> [ФРАГМЕНТ ТЕКСТА]
※
Невоспитанная рефлексия сразу же наталкивается на составление как на совершенно внешнее отношение, наихудшую форму, в которой вещи могут быть рассмотрены; даже наиболее низкие природы должны быть внутренним единством. То, что форма наинеистиннейшего наличного бытия переносится на Я, на понятие, – это больше, чем можно было ожидать, и должно рассматриваться как неуместное и варварское.

Далее, понятия преимущественно делятся на контрарные и контрадикторные.

Если бы при рассмотрении понятия речь шла о том, чтобы указать, какие бывают определенные понятия, то пришлось бы перечислить все возможные определенности, – ибо все определенности суть понятия, а значит, определенные понятия, – и все категории бытия, как и все определенности сущности, должны были бы быть перечислены среди видов понятий. Как, впрочем, и в логиках – в одной по произволу больше, в другой меньше – рассказывается, что бывают утвердительные, отрицательные, тождественные, условные, необходимые и т. д. понятия.

Поскольку такие определенности уже остались позади по природе самого понятия и потому, если они упоминаются при его рассмотрении, не встречаются на собственном месте, они допускают лишь поверхностные словесные объяснения и появляются здесь без всякого интереса.

В основе контрарных и контрадикторных понятий – различия, на которое здесь обращается особое внимание, – лежат рефлексивные определенности различия и противоположности. Они рассматриваются как два особых вида, то есть каждый как твердо стоящий сам по себе и безразличный к другому, без всякой мысли о диалектике и внутренней несостоятельности этих различий; словно то, что контрарно, не должно быть столь же необходимо определено как контрадикторное.
※
> [УСЛОВИЕ ЗАДАНИЯ] Воспроизведите полностью и без изменений приведенный выше фрагмент текста о делении понятий.

> [РАЗДЕЛ ДАННЫХ]
※
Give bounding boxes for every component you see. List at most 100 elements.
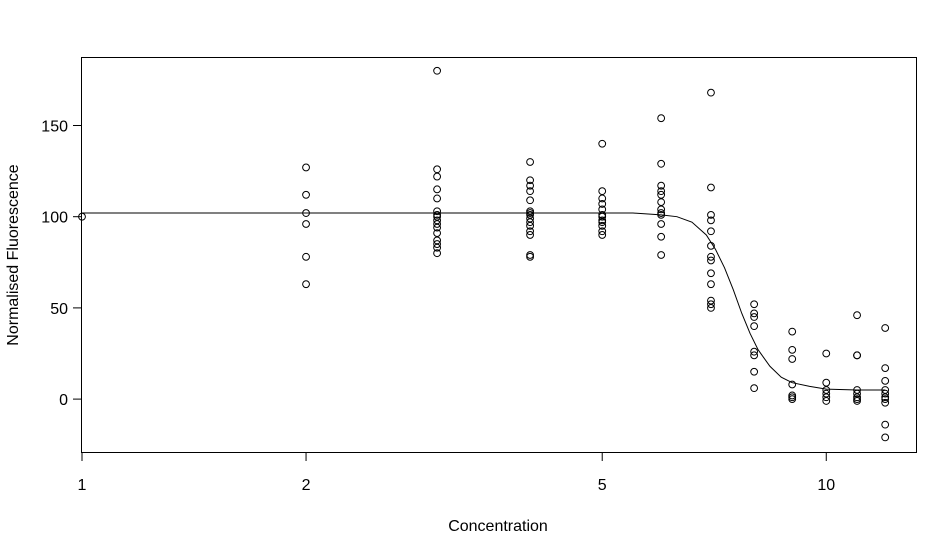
※
> [РЕЗУЛЬТАТ ЗАДАНИЯ]
Невоспитанная рефлексия сразу же наталкивается на составление как на совершенно внешнее отношение, наихудшую форму, в которой вещи могут быть рассмотрены; даже наиболее низкие природы должны быть внутренним единством. То, что форма наинеистиннейшего наличного бытия переносится на Я, на понятие, – это больше, чем можно было ожидать, и должно рассматриваться как неуместное и варварское.

Далее, понятия преимущественно делятся на контрарные и контрадикторные.

Если бы при рассмотрении понятия речь шла о том, чтобы указать, какие бывают определенные понятия, то пришлось бы перечислить все возможные определенности, – ибо все определенности суть понятия, а значит, определенные понятия, – и все категории бытия, как и все определенности сущности, должны были бы быть перечислены среди видов понятий. Как, впрочем, и в логиках – в одной по произволу больше, в другой меньше – рассказывается, что бывают утвердительные, отрицательные, тождественные, условные, необходимые и т. д. понятия.

Поскольку такие определенности уже остались позади по природе самого понятия и потому, если они упоминаются при его рассмотрении, не встречаются на собственном месте, они допускают лишь поверхностные словесные объяснения и появляются здесь без всякого интереса.

В основе контрарных и контрадикторных понятий – различия, на которое здесь обращается особое внимание, – лежат рефлексивные определенности различия и противоположности. Они рассматриваются как два особых вида, то есть каждый как твердо стоящий сам по себе и безразличный к другому, без всякой мысли о диалектике и внутренней несостоятельности этих различий; словно то, что контрарно, не должно быть столь же необходимо определено как контрадикторное.